» Exercise objective
Wherever the word "للعلوم" appears in a line, copy that line.

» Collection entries
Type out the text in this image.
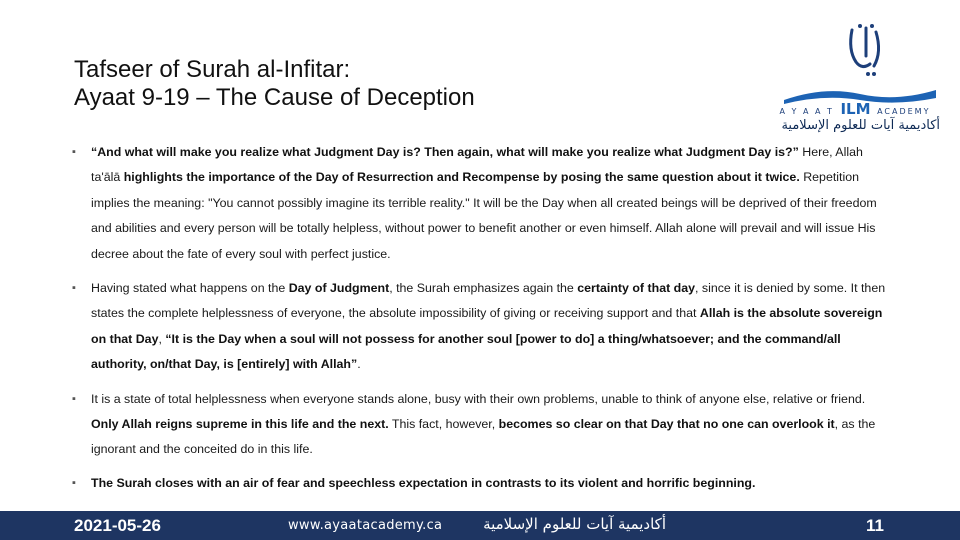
Tafseer of Surah al-Infitar:
Ayaat 9-19 – The Cause of Deception
A Y A A T ILM ACADEMY
أكاديمية آيات للعلوم الإسلامية
▪ “And what will make you realize what Judgment Day is? Then again, what will make you realize what Judgment Day is?” Here, Allah ta'ālā highlights the importance of the Day of Resurrection and Recompense by posing the same question about it twice. Repetition implies the meaning: "You cannot possibly imagine its terrible reality." It will be the Day when all created beings will be deprived of their freedom and abilities and every person will be totally helpless, without power to benefit another or even himself. Allah alone will prevail and will issue His decree about the fate of every soul with perfect justice.
▪ Having stated what happens on the Day of Judgment, the Surah emphasizes again the certainty of that day, since it is denied by some. It then states the complete helplessness of everyone, the absolute impossibility of giving or receiving support and that Allah is the absolute sovereign on that Day, “It is the Day when a soul will not possess for another soul [power to do] a thing/whatsoever; and the command/all authority, on/that Day, is [entirely] with Allah”.
▪ It is a state of total helplessness when everyone stands alone, busy with their own problems, unable to think of anyone else, relative or friend. Only Allah reigns supreme in this life and the next. This fact, however, becomes so clear on that Day that no one can overlook it, as the ignorant and the conceited do in this life.
▪ The Surah closes with an air of fear and speechless expectation in contrasts to its violent and horrific beginning.
2021-05-26	www.ayaatacademy.ca	أكاديمية آيات للعلوم الإسلامية	11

» Answer to the exercise
أكاديمية آيات للعلوم الإسلامية
2021-05-26	www.ayaatacademy.ca	أكاديمية آيات للعلوم الإسلامية	11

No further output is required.